What the task asks: Extract every line that contains the word "situations".

Data listing:
- - - - -

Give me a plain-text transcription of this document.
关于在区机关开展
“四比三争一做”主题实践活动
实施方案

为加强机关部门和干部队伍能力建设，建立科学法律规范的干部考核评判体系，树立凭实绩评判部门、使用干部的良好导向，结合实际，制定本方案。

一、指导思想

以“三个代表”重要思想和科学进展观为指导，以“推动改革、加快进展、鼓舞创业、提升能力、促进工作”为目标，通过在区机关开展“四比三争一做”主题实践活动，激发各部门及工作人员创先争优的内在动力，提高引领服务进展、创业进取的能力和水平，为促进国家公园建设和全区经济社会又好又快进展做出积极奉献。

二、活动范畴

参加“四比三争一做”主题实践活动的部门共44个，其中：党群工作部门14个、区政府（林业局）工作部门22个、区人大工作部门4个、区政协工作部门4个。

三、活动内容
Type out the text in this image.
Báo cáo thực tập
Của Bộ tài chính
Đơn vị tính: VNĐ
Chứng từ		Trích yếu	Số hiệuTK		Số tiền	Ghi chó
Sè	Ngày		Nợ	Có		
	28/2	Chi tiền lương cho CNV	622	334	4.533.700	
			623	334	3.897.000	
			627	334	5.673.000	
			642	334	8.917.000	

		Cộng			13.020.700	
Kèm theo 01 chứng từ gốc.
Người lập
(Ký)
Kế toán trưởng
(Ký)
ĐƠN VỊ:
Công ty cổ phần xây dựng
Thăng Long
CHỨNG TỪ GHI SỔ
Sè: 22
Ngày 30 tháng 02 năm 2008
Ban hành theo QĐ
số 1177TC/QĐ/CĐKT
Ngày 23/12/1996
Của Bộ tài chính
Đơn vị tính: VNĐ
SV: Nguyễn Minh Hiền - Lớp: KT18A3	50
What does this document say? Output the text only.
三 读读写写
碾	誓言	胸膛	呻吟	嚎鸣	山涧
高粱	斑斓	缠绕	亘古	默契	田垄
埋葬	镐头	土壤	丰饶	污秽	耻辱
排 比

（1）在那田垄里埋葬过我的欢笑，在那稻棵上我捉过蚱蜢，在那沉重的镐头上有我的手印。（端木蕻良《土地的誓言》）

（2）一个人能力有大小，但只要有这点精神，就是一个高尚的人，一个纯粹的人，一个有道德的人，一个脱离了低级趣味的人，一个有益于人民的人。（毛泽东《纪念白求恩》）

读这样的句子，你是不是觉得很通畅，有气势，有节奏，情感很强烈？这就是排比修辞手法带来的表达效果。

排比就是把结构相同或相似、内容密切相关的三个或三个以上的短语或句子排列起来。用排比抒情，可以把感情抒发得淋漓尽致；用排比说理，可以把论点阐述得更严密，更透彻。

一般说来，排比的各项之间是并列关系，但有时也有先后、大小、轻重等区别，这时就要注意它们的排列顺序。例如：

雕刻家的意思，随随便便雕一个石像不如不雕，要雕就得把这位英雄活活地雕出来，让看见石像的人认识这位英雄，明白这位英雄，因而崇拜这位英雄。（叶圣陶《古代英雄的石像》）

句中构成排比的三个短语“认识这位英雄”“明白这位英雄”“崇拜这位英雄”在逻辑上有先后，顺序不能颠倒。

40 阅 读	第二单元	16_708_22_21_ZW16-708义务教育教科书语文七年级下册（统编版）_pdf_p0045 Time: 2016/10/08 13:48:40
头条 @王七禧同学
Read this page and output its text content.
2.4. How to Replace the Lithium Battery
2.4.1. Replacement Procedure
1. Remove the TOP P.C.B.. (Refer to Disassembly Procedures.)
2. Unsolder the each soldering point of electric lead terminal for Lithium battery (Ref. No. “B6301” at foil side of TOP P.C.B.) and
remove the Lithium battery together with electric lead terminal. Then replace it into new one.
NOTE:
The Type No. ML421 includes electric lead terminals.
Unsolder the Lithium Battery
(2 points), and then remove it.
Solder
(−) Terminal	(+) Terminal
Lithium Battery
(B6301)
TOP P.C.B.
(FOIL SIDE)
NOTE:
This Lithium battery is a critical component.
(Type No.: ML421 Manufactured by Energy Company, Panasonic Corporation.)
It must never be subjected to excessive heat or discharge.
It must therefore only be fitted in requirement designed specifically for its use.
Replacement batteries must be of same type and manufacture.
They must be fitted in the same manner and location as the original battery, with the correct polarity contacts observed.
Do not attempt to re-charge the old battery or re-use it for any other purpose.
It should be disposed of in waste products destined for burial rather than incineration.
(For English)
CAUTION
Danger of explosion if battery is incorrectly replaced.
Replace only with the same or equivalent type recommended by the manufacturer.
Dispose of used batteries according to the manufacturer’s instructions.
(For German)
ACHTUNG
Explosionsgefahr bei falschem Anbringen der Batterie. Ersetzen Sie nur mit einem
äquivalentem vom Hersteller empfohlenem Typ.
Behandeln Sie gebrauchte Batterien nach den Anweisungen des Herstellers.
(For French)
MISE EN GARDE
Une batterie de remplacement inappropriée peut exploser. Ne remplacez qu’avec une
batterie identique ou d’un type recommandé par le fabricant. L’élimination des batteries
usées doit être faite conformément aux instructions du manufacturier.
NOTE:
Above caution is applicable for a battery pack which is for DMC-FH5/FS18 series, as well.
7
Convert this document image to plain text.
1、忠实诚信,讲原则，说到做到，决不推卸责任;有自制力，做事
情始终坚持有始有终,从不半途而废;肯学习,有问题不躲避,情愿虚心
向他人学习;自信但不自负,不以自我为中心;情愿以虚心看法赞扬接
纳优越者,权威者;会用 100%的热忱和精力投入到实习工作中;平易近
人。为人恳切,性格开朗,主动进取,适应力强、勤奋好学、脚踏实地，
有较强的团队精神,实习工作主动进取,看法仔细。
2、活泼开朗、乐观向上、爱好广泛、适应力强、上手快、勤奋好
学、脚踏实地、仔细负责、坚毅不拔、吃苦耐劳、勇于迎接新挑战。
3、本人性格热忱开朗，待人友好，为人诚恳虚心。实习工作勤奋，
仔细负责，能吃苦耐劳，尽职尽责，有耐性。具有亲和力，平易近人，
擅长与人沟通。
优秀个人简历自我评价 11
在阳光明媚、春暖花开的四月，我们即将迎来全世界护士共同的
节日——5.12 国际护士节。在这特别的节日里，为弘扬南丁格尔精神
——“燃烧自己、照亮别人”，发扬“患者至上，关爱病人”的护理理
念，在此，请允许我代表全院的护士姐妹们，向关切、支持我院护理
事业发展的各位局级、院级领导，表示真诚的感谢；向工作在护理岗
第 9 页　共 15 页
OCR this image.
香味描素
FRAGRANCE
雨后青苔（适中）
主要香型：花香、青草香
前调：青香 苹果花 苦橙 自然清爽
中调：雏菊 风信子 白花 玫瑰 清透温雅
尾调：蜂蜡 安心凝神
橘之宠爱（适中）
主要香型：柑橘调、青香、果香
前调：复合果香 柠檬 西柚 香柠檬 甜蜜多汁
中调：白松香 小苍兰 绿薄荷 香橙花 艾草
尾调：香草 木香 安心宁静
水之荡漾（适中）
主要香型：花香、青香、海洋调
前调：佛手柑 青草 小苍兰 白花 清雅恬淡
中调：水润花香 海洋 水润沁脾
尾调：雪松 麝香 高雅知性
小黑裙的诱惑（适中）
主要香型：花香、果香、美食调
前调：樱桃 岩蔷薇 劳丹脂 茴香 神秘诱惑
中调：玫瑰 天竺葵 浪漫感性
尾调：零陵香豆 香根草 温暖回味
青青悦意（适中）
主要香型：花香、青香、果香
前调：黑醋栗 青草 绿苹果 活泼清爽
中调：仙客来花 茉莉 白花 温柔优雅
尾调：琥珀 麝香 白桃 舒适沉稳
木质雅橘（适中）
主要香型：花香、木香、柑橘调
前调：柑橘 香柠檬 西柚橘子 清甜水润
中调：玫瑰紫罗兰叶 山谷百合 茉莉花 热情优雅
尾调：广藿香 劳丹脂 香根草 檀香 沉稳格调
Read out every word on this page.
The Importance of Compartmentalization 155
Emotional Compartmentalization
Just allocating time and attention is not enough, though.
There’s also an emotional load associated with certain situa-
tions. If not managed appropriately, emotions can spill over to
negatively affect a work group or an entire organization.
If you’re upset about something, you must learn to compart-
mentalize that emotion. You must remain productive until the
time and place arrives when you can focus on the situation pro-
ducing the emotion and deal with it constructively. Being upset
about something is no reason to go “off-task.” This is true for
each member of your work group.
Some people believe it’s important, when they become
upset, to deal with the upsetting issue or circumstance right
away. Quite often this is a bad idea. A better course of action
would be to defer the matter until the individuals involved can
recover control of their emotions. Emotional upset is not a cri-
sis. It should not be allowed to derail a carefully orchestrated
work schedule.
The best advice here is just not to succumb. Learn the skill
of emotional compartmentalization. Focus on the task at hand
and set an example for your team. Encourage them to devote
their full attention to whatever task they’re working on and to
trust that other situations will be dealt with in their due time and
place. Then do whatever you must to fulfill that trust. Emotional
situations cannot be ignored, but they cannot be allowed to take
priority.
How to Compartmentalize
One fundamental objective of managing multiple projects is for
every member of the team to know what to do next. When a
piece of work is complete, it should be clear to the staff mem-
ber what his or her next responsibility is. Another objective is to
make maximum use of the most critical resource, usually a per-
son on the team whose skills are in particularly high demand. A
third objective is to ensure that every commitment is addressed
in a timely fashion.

- - - - -

Result for this exercise:
trust that other situations will be dealt with in their due time and
situations cannot be ignored, but they cannot be allowed to take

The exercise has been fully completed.